Source material:

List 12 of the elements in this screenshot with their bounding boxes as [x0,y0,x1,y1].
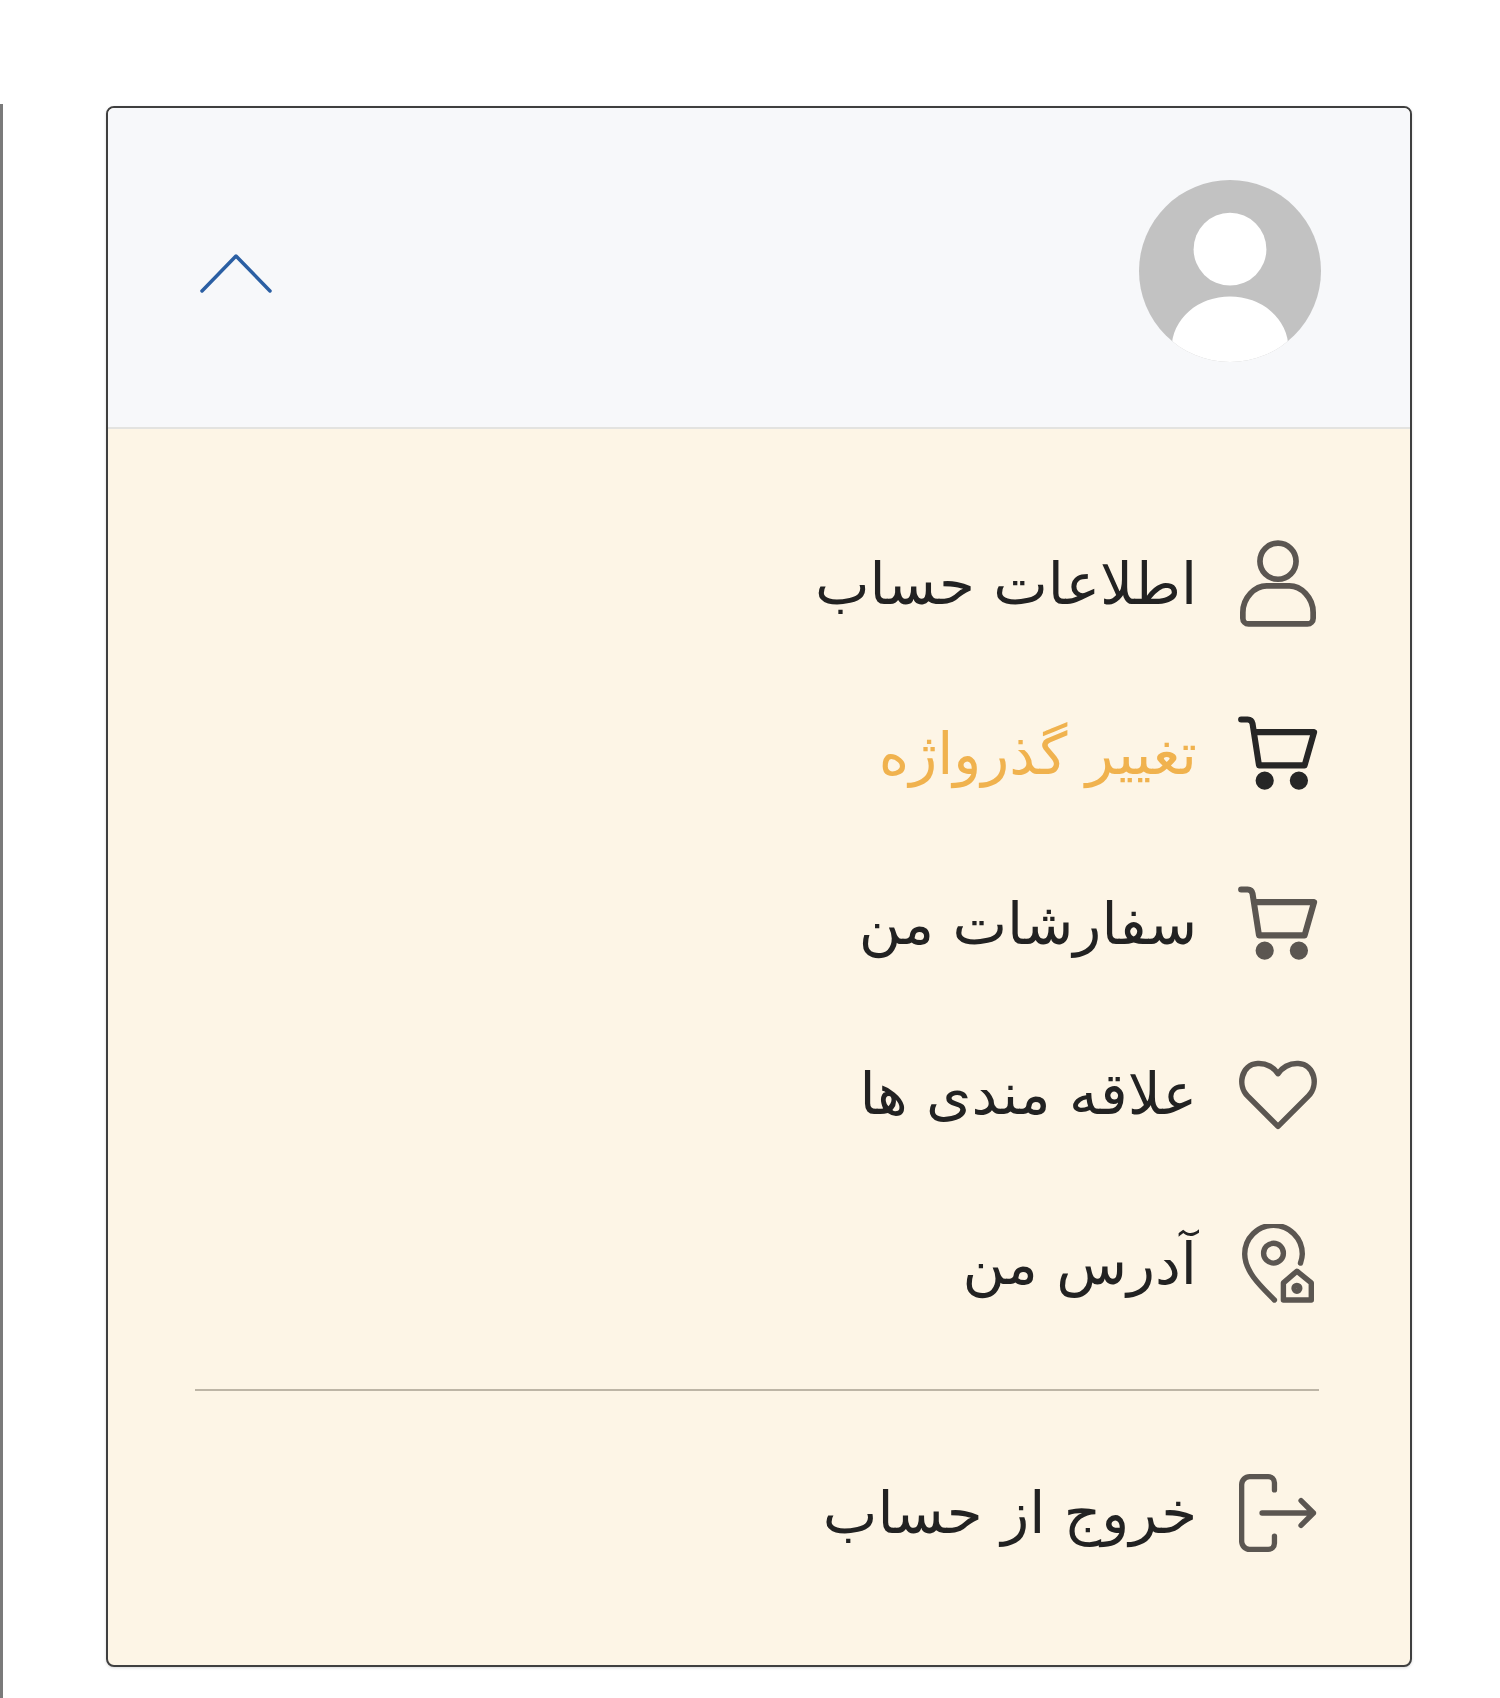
cart-icon [1238,886,1318,962]
location-pin-house-icon [1242,1224,1314,1304]
logout-icon [1239,1473,1317,1553]
menu-item[interactable]: آدرس من [962,1224,1319,1304]
menu-item[interactable]: علاقه مندی ها [859,1054,1319,1134]
cart-icon [1238,716,1318,792]
menu-item[interactable]: سفارشات من [858,884,1319,964]
logout-link[interactable]: خروج از حساب [822,1473,1319,1553]
user-icon [1240,540,1316,628]
menu-item[interactable]: اطلاعات حساب [814,540,1319,628]
avatar-icon [1139,179,1321,362]
chevron-up-icon[interactable] [200,252,272,293]
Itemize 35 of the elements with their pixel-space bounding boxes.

Your objective: Please copy out every line of the records above word for word, leaving out the picture lines.

Completed exercise:
List 12 of the elements in this screenshot with their bounding boxes as [x0,y0,x1,y1].
cart-icon [1238,886,1318,962]
location-pin-house-icon [1242,1224,1314,1304]
logout-icon [1239,1473,1317,1553]
menu-item[interactable]: آدرس من [962,1224,1319,1304]
menu-item[interactable]: علاقه مندی ها [859,1054,1319,1134]
cart-icon [1238,716,1318,792]
menu-item[interactable]: سفارشات من [858,884,1319,964]
logout-link[interactable]: خروج از حساب [822,1473,1319,1553]
user-icon [1240,540,1316,628]
menu-item[interactable]: اطلاعات حساب [814,540,1319,628]
avatar-icon [1139,179,1321,362]
chevron-up-icon[interactable] [200,252,272,293]
Itemize 35 of the elements with their pixel-space bounding boxes.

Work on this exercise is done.